Excerpt from a dataset.
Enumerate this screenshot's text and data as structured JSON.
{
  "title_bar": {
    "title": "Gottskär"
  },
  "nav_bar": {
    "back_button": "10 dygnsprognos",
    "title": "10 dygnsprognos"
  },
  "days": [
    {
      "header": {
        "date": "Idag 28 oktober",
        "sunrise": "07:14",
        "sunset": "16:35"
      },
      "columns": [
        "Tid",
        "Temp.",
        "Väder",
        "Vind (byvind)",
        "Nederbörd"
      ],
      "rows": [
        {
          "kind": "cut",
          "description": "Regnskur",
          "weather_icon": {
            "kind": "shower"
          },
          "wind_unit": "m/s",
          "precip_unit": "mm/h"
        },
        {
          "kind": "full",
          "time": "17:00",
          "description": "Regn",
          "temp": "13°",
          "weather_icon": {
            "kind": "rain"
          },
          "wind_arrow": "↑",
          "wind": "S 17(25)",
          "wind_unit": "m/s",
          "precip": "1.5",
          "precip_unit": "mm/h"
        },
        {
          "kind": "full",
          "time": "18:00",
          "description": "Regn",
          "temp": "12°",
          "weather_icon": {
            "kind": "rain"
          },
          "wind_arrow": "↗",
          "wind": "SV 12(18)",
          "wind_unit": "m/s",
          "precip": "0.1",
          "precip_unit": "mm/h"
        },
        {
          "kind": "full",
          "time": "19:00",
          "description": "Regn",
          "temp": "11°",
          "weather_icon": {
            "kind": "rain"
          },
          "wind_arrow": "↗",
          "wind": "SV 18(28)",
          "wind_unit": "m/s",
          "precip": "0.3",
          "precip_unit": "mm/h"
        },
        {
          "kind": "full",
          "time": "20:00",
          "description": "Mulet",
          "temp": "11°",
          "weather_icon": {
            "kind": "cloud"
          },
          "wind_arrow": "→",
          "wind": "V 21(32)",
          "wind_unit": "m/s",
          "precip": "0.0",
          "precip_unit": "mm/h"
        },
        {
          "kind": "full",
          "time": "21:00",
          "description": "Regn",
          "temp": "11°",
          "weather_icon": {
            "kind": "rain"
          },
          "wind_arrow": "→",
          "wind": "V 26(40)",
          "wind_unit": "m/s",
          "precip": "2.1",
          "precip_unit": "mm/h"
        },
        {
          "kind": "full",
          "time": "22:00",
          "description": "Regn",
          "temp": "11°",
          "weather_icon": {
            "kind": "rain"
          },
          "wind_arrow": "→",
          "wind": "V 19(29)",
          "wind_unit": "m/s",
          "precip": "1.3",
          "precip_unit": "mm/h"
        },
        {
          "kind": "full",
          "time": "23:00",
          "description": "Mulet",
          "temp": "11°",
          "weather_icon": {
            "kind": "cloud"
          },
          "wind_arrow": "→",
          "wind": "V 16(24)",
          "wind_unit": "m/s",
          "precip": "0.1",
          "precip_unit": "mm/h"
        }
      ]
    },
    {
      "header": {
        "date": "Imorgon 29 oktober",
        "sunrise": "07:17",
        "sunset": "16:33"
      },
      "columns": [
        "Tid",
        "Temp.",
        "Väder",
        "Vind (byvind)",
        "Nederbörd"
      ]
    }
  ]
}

Task objective. Print every record above exactly as written.

Reply.
Enumerate this screenshot's text and data as structured JSON.
{
  "title_bar": {
    "title": "Gottskär"
  },
  "nav_bar": {
    "back_button": "10 dygnsprognos",
    "title": "10 dygnsprognos"
  },
  "days": [
    {
      "header": {
        "date": "Idag 28 oktober",
        "sunrise": "07:14",
        "sunset": "16:35"
      },
      "columns": [
        "Tid",
        "Temp.",
        "Väder",
        "Vind (byvind)",
        "Nederbörd"
      ],
      "rows": [
        {
          "kind": "cut",
          "description": "Regnskur",
          "weather_icon": {
            "kind": "shower"
          },
          "wind_unit": "m/s",
          "precip_unit": "mm/h"
        },
        {
          "kind": "full",
          "time": "17:00",
          "description": "Regn",
          "temp": "13°",
          "weather_icon": {
            "kind": "rain"
          },
          "wind_arrow": "↑",
          "wind": "S 17(25)",
          "wind_unit": "m/s",
          "precip": "1.5",
          "precip_unit": "mm/h"
        },
        {
          "kind": "full",
          "time": "18:00",
          "description": "Regn",
          "temp": "12°",
          "weather_icon": {
            "kind": "rain"
          },
          "wind_arrow": "↗",
          "wind": "SV 12(18)",
          "wind_unit": "m/s",
          "precip": "0.1",
          "precip_unit": "mm/h"
        },
        {
          "kind": "full",
          "time": "19:00",
          "description": "Regn",
          "temp": "11°",
          "weather_icon": {
            "kind": "rain"
          },
          "wind_arrow": "↗",
          "wind": "SV 18(28)",
          "wind_unit": "m/s",
          "precip": "0.3",
          "precip_unit": "mm/h"
        },
        {
          "kind": "full",
          "time": "20:00",
          "description": "Mulet",
          "temp": "11°",
          "weather_icon": {
            "kind": "cloud"
          },
          "wind_arrow": "→",
          "wind": "V 21(32)",
          "wind_unit": "m/s",
          "precip": "0.0",
          "precip_unit": "mm/h"
        },
        {
          "kind": "full",
          "time": "21:00",
          "description": "Regn",
          "temp": "11°",
          "weather_icon": {
            "kind": "rain"
          },
          "wind_arrow": "→",
          "wind": "V 26(40)",
          "wind_unit": "m/s",
          "precip": "2.1",
          "precip_unit": "mm/h"
        },
        {
          "kind": "full",
          "time": "22:00",
          "description": "Regn",
          "temp": "11°",
          "weather_icon": {
            "kind": "rain"
          },
          "wind_arrow": "→",
          "wind": "V 19(29)",
          "wind_unit": "m/s",
          "precip": "1.3",
          "precip_unit": "mm/h"
        },
        {
          "kind": "full",
          "time": "23:00",
          "description": "Mulet",
          "temp": "11°",
          "weather_icon": {
            "kind": "cloud"
          },
          "wind_arrow": "→",
          "wind": "V 16(24)",
          "wind_unit": "m/s",
          "precip": "0.1",
          "precip_unit": "mm/h"
        }
      ]
    },
    {
      "header": {
        "date": "Imorgon 29 oktober",
        "sunrise": "07:17",
        "sunset": "16:33"
      },
      "columns": [
        "Tid",
        "Temp.",
        "Väder",
        "Vind (byvind)",
        "Nederbörd"
      ]
    }
  ]
}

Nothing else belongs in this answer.